What this task involves: Nothing in the listing should differ in your copy; retype it all exactly.

Records supplied:
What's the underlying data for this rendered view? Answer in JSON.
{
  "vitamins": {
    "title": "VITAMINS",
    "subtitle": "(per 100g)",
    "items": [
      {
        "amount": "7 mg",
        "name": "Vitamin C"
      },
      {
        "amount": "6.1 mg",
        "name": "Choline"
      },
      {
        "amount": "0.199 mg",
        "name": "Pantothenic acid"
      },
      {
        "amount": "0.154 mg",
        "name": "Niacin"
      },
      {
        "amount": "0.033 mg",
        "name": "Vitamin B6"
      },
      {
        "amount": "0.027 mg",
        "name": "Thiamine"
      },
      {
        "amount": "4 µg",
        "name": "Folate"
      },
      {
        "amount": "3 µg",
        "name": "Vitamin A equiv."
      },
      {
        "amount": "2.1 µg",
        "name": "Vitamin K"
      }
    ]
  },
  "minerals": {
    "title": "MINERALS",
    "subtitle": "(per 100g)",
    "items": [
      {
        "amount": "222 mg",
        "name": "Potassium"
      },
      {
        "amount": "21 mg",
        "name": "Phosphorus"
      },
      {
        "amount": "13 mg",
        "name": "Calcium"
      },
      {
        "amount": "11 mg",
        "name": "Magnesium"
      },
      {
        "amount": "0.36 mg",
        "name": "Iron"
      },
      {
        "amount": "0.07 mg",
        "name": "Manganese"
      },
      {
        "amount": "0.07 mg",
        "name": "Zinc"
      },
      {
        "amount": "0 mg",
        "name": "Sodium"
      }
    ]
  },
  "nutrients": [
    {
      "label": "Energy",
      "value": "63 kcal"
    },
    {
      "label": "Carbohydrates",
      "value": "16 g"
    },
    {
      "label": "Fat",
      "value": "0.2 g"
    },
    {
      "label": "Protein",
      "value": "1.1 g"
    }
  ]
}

Task answer:
What's the underlying data for this rendered view? Answer in JSON.
{
  "vitamins": {
    "title": "VITAMINS",
    "subtitle": "(per 100g)",
    "items": [
      {
        "amount": "7 mg",
        "name": "Vitamin C"
      },
      {
        "amount": "6.1 mg",
        "name": "Choline"
      },
      {
        "amount": "0.199 mg",
        "name": "Pantothenic acid"
      },
      {
        "amount": "0.154 mg",
        "name": "Niacin"
      },
      {
        "amount": "0.033 mg",
        "name": "Vitamin B6"
      },
      {
        "amount": "0.027 mg",
        "name": "Thiamine"
      },
      {
        "amount": "4 µg",
        "name": "Folate"
      },
      {
        "amount": "3 µg",
        "name": "Vitamin A equiv."
      },
      {
        "amount": "2.1 µg",
        "name": "Vitamin K"
      }
    ]
  },
  "minerals": {
    "title": "MINERALS",
    "subtitle": "(per 100g)",
    "items": [
      {
        "amount": "222 mg",
        "name": "Potassium"
      },
      {
        "amount": "21 mg",
        "name": "Phosphorus"
      },
      {
        "amount": "13 mg",
        "name": "Calcium"
      },
      {
        "amount": "11 mg",
        "name": "Magnesium"
      },
      {
        "amount": "0.36 mg",
        "name": "Iron"
      },
      {
        "amount": "0.07 mg",
        "name": "Manganese"
      },
      {
        "amount": "0.07 mg",
        "name": "Zinc"
      },
      {
        "amount": "0 mg",
        "name": "Sodium"
      }
    ]
  },
  "nutrients": [
    {
      "label": "Energy",
      "value": "63 kcal"
    },
    {
      "label": "Carbohydrates",
      "value": "16 g"
    },
    {
      "label": "Fat",
      "value": "0.2 g"
    },
    {
      "label": "Protein",
      "value": "1.1 g"
    }
  ]
}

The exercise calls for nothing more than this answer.